**To do**
Quote all of the data below exactly, please.

Saved data entries

»»

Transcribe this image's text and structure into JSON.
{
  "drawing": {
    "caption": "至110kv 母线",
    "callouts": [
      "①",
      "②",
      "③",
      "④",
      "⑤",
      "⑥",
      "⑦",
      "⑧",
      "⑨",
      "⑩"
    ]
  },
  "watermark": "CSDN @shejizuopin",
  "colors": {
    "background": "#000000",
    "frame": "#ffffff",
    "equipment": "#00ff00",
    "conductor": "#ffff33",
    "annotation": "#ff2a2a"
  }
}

««

**The reply**
Transcribe this image's text and structure into JSON.
{
  "drawing": {
    "caption": "至110kv 母线",
    "callouts": [
      "①",
      "②",
      "③",
      "④",
      "⑤",
      "⑥",
      "⑦",
      "⑧",
      "⑨",
      "⑩"
    ]
  },
  "watermark": "CSDN @shejizuopin",
  "colors": {
    "background": "#000000",
    "frame": "#ffffff",
    "equipment": "#00ff00",
    "conductor": "#ffff33",
    "annotation": "#ff2a2a"
  }
}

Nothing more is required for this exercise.